> _WRITTEN PROBLEM_
Write out each line of the material again, word for word.

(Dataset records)
>>>

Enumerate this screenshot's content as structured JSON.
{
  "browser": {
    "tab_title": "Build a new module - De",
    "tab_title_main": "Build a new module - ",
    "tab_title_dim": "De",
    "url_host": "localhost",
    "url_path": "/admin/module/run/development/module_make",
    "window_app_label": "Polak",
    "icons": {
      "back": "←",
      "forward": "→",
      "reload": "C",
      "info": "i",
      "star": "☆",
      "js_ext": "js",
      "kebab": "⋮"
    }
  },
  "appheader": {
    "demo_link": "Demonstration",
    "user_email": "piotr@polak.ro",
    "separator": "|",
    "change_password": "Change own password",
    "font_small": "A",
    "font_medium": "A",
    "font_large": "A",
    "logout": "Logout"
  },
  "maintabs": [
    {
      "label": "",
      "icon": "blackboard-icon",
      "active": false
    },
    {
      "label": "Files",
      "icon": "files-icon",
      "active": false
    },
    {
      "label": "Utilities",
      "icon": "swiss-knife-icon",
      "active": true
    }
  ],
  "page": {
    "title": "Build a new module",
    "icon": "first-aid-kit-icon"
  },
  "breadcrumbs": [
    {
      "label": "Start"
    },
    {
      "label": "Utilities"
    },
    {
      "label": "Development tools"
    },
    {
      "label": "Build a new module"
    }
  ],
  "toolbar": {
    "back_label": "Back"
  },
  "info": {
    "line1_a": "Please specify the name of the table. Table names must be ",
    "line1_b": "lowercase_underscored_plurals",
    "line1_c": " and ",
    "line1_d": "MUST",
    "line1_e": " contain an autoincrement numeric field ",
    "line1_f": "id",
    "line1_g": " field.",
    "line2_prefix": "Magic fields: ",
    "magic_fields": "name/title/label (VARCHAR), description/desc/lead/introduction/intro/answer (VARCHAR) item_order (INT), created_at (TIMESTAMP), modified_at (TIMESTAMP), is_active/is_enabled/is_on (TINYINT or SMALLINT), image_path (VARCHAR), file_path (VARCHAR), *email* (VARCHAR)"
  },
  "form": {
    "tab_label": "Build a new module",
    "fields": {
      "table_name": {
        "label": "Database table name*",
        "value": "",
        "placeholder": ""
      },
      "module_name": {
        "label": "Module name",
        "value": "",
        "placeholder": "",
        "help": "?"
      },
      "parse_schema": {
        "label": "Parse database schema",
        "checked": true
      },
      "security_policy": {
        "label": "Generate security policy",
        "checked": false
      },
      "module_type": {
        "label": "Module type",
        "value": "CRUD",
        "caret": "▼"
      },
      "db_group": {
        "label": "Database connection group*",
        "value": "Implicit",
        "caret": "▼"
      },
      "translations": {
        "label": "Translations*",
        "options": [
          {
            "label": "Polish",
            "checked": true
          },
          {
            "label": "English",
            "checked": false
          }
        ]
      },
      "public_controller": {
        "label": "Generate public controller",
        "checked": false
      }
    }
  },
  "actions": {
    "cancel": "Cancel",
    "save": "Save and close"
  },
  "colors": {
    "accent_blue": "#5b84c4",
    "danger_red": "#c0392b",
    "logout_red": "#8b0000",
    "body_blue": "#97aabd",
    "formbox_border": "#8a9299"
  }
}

<<<

> _TASK RESULT_
Enumerate this screenshot's content as structured JSON.
{
  "browser": {
    "tab_title": "Build a new module - De",
    "tab_title_main": "Build a new module - ",
    "tab_title_dim": "De",
    "url_host": "localhost",
    "url_path": "/admin/module/run/development/module_make",
    "window_app_label": "Polak",
    "icons": {
      "back": "←",
      "forward": "→",
      "reload": "C",
      "info": "i",
      "star": "☆",
      "js_ext": "js",
      "kebab": "⋮"
    }
  },
  "appheader": {
    "demo_link": "Demonstration",
    "user_email": "piotr@polak.ro",
    "separator": "|",
    "change_password": "Change own password",
    "font_small": "A",
    "font_medium": "A",
    "font_large": "A",
    "logout": "Logout"
  },
  "maintabs": [
    {
      "label": "",
      "icon": "blackboard-icon",
      "active": false
    },
    {
      "label": "Files",
      "icon": "files-icon",
      "active": false
    },
    {
      "label": "Utilities",
      "icon": "swiss-knife-icon",
      "active": true
    }
  ],
  "page": {
    "title": "Build a new module",
    "icon": "first-aid-kit-icon"
  },
  "breadcrumbs": [
    {
      "label": "Start"
    },
    {
      "label": "Utilities"
    },
    {
      "label": "Development tools"
    },
    {
      "label": "Build a new module"
    }
  ],
  "toolbar": {
    "back_label": "Back"
  },
  "info": {
    "line1_a": "Please specify the name of the table. Table names must be ",
    "line1_b": "lowercase_underscored_plurals",
    "line1_c": " and ",
    "line1_d": "MUST",
    "line1_e": " contain an autoincrement numeric field ",
    "line1_f": "id",
    "line1_g": " field.",
    "line2_prefix": "Magic fields: ",
    "magic_fields": "name/title/label (VARCHAR), description/desc/lead/introduction/intro/answer (VARCHAR) item_order (INT), created_at (TIMESTAMP), modified_at (TIMESTAMP), is_active/is_enabled/is_on (TINYINT or SMALLINT), image_path (VARCHAR), file_path (VARCHAR), *email* (VARCHAR)"
  },
  "form": {
    "tab_label": "Build a new module",
    "fields": {
      "table_name": {
        "label": "Database table name*",
        "value": "",
        "placeholder": ""
      },
      "module_name": {
        "label": "Module name",
        "value": "",
        "placeholder": "",
        "help": "?"
      },
      "parse_schema": {
        "label": "Parse database schema",
        "checked": true
      },
      "security_policy": {
        "label": "Generate security policy",
        "checked": false
      },
      "module_type": {
        "label": "Module type",
        "value": "CRUD",
        "caret": "▼"
      },
      "db_group": {
        "label": "Database connection group*",
        "value": "Implicit",
        "caret": "▼"
      },
      "translations": {
        "label": "Translations*",
        "options": [
          {
            "label": "Polish",
            "checked": true
          },
          {
            "label": "English",
            "checked": false
          }
        ]
      },
      "public_controller": {
        "label": "Generate public controller",
        "checked": false
      }
    }
  },
  "actions": {
    "cancel": "Cancel",
    "save": "Save and close"
  },
  "colors": {
    "accent_blue": "#5b84c4",
    "danger_red": "#c0392b",
    "logout_red": "#8b0000",
    "body_blue": "#97aabd",
    "formbox_border": "#8a9299"
  }
}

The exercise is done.